SUPPLIED MATERIAL:
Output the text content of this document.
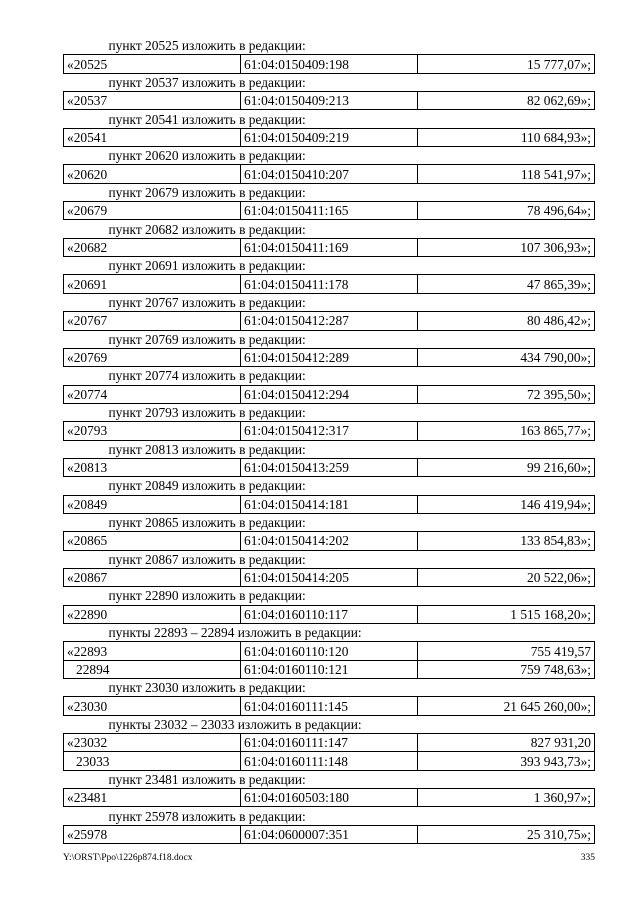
пункт 20525 изложить в редакции:		
«20525	61:04:0150409:198	15 777,07»;
пункт 20537 изложить в редакции:		
«20537	61:04:0150409:213	82 062,69»;
пункт 20541 изложить в редакции:		
«20541	61:04:0150409:219	110 684,93»;
пункт 20620 изложить в редакции:		
«20620	61:04:0150410:207	118 541,97»;
пункт 20679 изложить в редакции:		
«20679	61:04:0150411:165	78 496,64»;
пункт 20682 изложить в редакции:		
«20682	61:04:0150411:169	107 306,93»;
пункт 20691 изложить в редакции:		
«20691	61:04:0150411:178	47 865,39»;
пункт 20767 изложить в редакции:		
«20767	61:04:0150412:287	80 486,42»;
пункт 20769 изложить в редакции:		
«20769	61:04:0150412:289	434 790,00»;
пункт 20774 изложить в редакции:		
«20774	61:04:0150412:294	72 395,50»;
пункт 20793 изложить в редакции:		
«20793	61:04:0150412:317	163 865,77»;
пункт 20813 изложить в редакции:		
«20813	61:04:0150413:259	99 216,60»;
пункт 20849 изложить в редакции:		
«20849	61:04:0150414:181	146 419,94»;
пункт 20865 изложить в редакции:		
«20865	61:04:0150414:202	133 854,83»;
пункт 20867 изложить в редакции:		
«20867	61:04:0150414:205	20 522,06»;
пункт 22890 изложить в редакции:		
«22890	61:04:0160110:117	1 515 168,20»;
пункты 22893 – 22894 изложить в редакции:		
«22893	61:04:0160110:120	755 419,57
22894	61:04:0160110:121	759 748,63»;
пункт 23030 изложить в редакции:		
«23030	61:04:0160111:145	21 645 260,00»;
пункты 23032 – 23033 изложить в редакции:		
«23032	61:04:0160111:147	827 931,20
23033	61:04:0160111:148	393 943,73»;
пункт 23481 изложить в редакции:		
«23481	61:04:0160503:180	1 360,97»;
пункт 25978 изложить в редакции:		
«25978	61:04:0600007:351	25 310,75»;
Y:\ORST\Ppo\1226p874.f18.docx	335
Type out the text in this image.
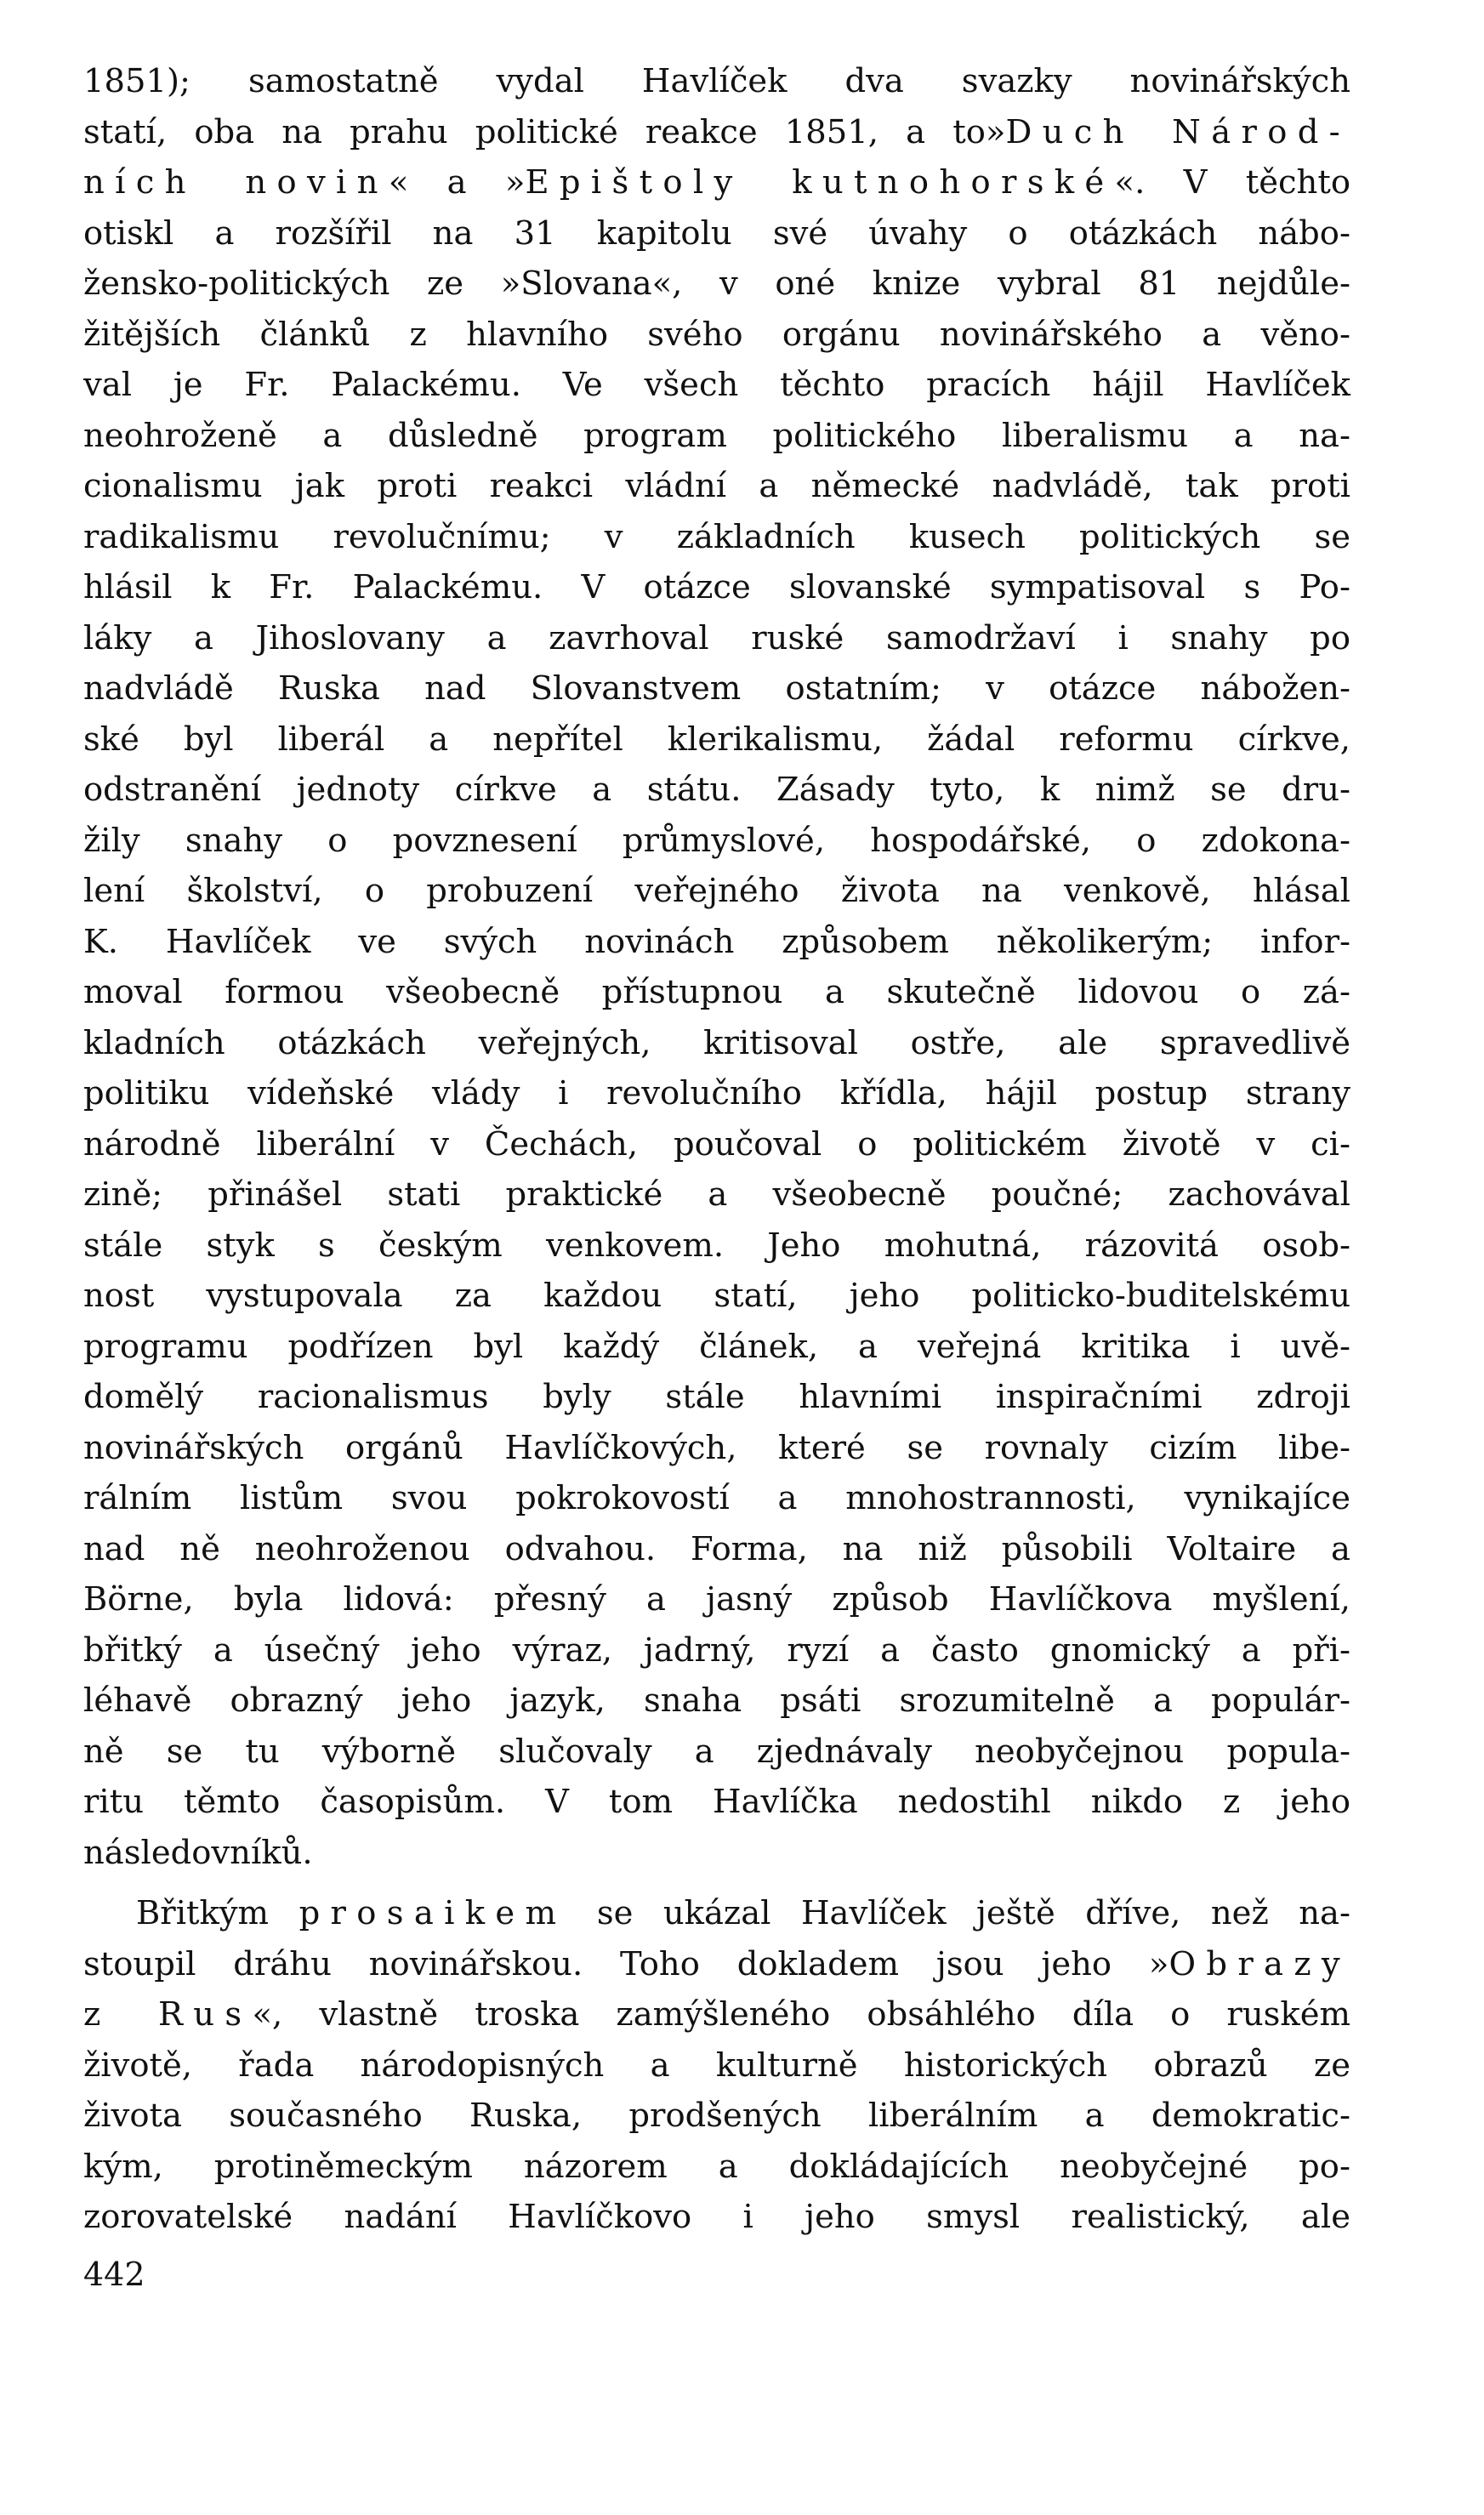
1851); samostatně vydal Havlíček dva svazky novinářských
statí, oba na prahu politické reakce 1851, a to»Duch Národ-
ních novin« a »Epištoly kutnohorské«. V těchto
otiskl a rozšířil na 31 kapitolu své úvahy o otázkách nábo-
žensko-politických ze »Slovana«, v oné knize vybral 81 nejdůle-
žitějších článků z hlavního svého orgánu novinářského a věno-
val je Fr. Palackému. Ve všech těchto pracích hájil Havlíček
neohroženě a důsledně program politického liberalismu a na-
cionalismu jak proti reakci vládní a německé nadvládě, tak proti
radikalismu revolučnímu; v základních kusech politických se
hlásil k Fr. Palackému. V otázce slovanské sympatisoval s Po-
láky a Jihoslovany a zavrhoval ruské samodržaví i snahy po
nadvládě Ruska nad Slovanstvem ostatním; v otázce nábožen-
ské byl liberál a nepřítel klerikalismu, žádal reformu církve,
odstranění jednoty církve a státu. Zásady tyto, k nimž se dru-
žily snahy o povznesení průmyslové, hospodářské, o zdokona-
lení školství, o probuzení veřejného života na venkově, hlásal
K. Havlíček ve svých novinách způsobem několikerým; infor-
moval formou všeobecně přístupnou a skutečně lidovou o zá-
kladních otázkách veřejných, kritisoval ostře, ale spravedlivě
politiku vídeňské vlády i revolučního křídla, hájil postup strany
národně liberální v Čechách, poučoval o politickém životě v ci-
zině; přinášel stati praktické a všeobecně poučné; zachovával
stále styk s českým venkovem. Jeho mohutná, rázovitá osob-
nost vystupovala za každou statí, jeho politicko-buditelskému
programu podřízen byl každý článek, a veřejná kritika i uvě-
domělý racionalismus byly stále hlavními inspiračními zdroji
novinářských orgánů Havlíčkových, které se rovnaly cizím libe-
rálním listům svou pokrokovostí a mnohostrannosti, vynikajíce
nad ně neohroženou odvahou. Forma, na niž působili Voltaire a
Börne, byla lidová: přesný a jasný způsob Havlíčkova myšlení,
břitký a úsečný jeho výraz, jadrný, ryzí a často gnomický a při-
léhavě obrazný jeho jazyk, snaha psáti srozumitelně a populár-
ně se tu výborně slučovaly a zjednávaly neobyčejnou popula-
ritu těmto časopisům. V tom Havlíčka nedostihl nikdo z jeho
následovníků.
Břitkým prosaikem se ukázal Havlíček ještě dříve, než na-
stoupil dráhu novinářskou. Toho dokladem jsou jeho »Obrazy
z Rus«, vlastně troska zamýšleného obsáhlého díla o ruském
životě, řada národopisných a kulturně historických obrazů ze
života současného Ruska, prodšených liberálním a demokratic-
kým, protiněmeckým názorem a dokládajících neobyčejné po-
zorovatelské nadání Havlíčkovo i jeho smysl realistický, ale
442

REQUEST: Print the listing above in full, exactly as written. Omit any pictures.

WRITTEN SOLUTION:
Output the text content of this document.
пункт 20525 изложить в редакции:		
«20525	61:04:0150409:198	15 777,07»;
пункт 20537 изложить в редакции:		
«20537	61:04:0150409:213	82 062,69»;
пункт 20541 изложить в редакции:		
«20541	61:04:0150409:219	110 684,93»;
пункт 20620 изложить в редакции:		
«20620	61:04:0150410:207	118 541,97»;
пункт 20679 изложить в редакции:		
«20679	61:04:0150411:165	78 496,64»;
пункт 20682 изложить в редакции:		
«20682	61:04:0150411:169	107 306,93»;
пункт 20691 изложить в редакции:		
«20691	61:04:0150411:178	47 865,39»;
пункт 20767 изложить в редакции:		
«20767	61:04:0150412:287	80 486,42»;
пункт 20769 изложить в редакции:		
«20769	61:04:0150412:289	434 790,00»;
пункт 20774 изложить в редакции:		
«20774	61:04:0150412:294	72 395,50»;
пункт 20793 изложить в редакции:		
«20793	61:04:0150412:317	163 865,77»;
пункт 20813 изложить в редакции:		
«20813	61:04:0150413:259	99 216,60»;
пункт 20849 изложить в редакции:		
«20849	61:04:0150414:181	146 419,94»;
пункт 20865 изложить в редакции:		
«20865	61:04:0150414:202	133 854,83»;
пункт 20867 изложить в редакции:		
«20867	61:04:0150414:205	20 522,06»;
пункт 22890 изложить в редакции:		
«22890	61:04:0160110:117	1 515 168,20»;
пункты 22893 – 22894 изложить в редакции:		
«22893	61:04:0160110:120	755 419,57
22894	61:04:0160110:121	759 748,63»;
пункт 23030 изложить в редакции:		
«23030	61:04:0160111:145	21 645 260,00»;
пункты 23032 – 23033 изложить в редакции:		
«23032	61:04:0160111:147	827 931,20
23033	61:04:0160111:148	393 943,73»;
пункт 23481 изложить в редакции:		
«23481	61:04:0160503:180	1 360,97»;
пункт 25978 изложить в редакции:		
«25978	61:04:0600007:351	25 310,75»;
Y:\ORST\Ppo\1226p874.f18.docx	335
Type out the text in this image.
1851); samostatně vydal Havlíček dva svazky novinářských
statí, oba na prahu politické reakce 1851, a to»Duch Národ-
ních novin« a »Epištoly kutnohorské«. V těchto
otiskl a rozšířil na 31 kapitolu své úvahy o otázkách nábo-
žensko-politických ze »Slovana«, v oné knize vybral 81 nejdůle-
žitějších článků z hlavního svého orgánu novinářského a věno-
val je Fr. Palackému. Ve všech těchto pracích hájil Havlíček
neohroženě a důsledně program politického liberalismu a na-
cionalismu jak proti reakci vládní a německé nadvládě, tak proti
radikalismu revolučnímu; v základních kusech politických se
hlásil k Fr. Palackému. V otázce slovanské sympatisoval s Po-
láky a Jihoslovany a zavrhoval ruské samodržaví i snahy po
nadvládě Ruska nad Slovanstvem ostatním; v otázce nábožen-
ské byl liberál a nepřítel klerikalismu, žádal reformu církve,
odstranění jednoty církve a státu. Zásady tyto, k nimž se dru-
žily snahy o povznesení průmyslové, hospodářské, o zdokona-
lení školství, o probuzení veřejného života na venkově, hlásal
K. Havlíček ve svých novinách způsobem několikerým; infor-
moval formou všeobecně přístupnou a skutečně lidovou o zá-
kladních otázkách veřejných, kritisoval ostře, ale spravedlivě
politiku vídeňské vlády i revolučního křídla, hájil postup strany
národně liberální v Čechách, poučoval o politickém životě v ci-
zině; přinášel stati praktické a všeobecně poučné; zachovával
stále styk s českým venkovem. Jeho mohutná, rázovitá osob-
nost vystupovala za každou statí, jeho politicko-buditelskému
programu podřízen byl každý článek, a veřejná kritika i uvě-
domělý racionalismus byly stále hlavními inspiračními zdroji
novinářských orgánů Havlíčkových, které se rovnaly cizím libe-
rálním listům svou pokrokovostí a mnohostrannosti, vynikajíce
nad ně neohroženou odvahou. Forma, na niž působili Voltaire a
Börne, byla lidová: přesný a jasný způsob Havlíčkova myšlení,
břitký a úsečný jeho výraz, jadrný, ryzí a často gnomický a při-
léhavě obrazný jeho jazyk, snaha psáti srozumitelně a populár-
ně se tu výborně slučovaly a zjednávaly neobyčejnou popula-
ritu těmto časopisům. V tom Havlíčka nedostihl nikdo z jeho
následovníků.
Břitkým prosaikem se ukázal Havlíček ještě dříve, než na-
stoupil dráhu novinářskou. Toho dokladem jsou jeho »Obrazy
z Rus«, vlastně troska zamýšleného obsáhlého díla o ruském
životě, řada národopisných a kulturně historických obrazů ze
života současného Ruska, prodšených liberálním a demokratic-
kým, protiněmeckým názorem a dokládajících neobyčejné po-
zorovatelské nadání Havlíčkovo i jeho smysl realistický, ale
442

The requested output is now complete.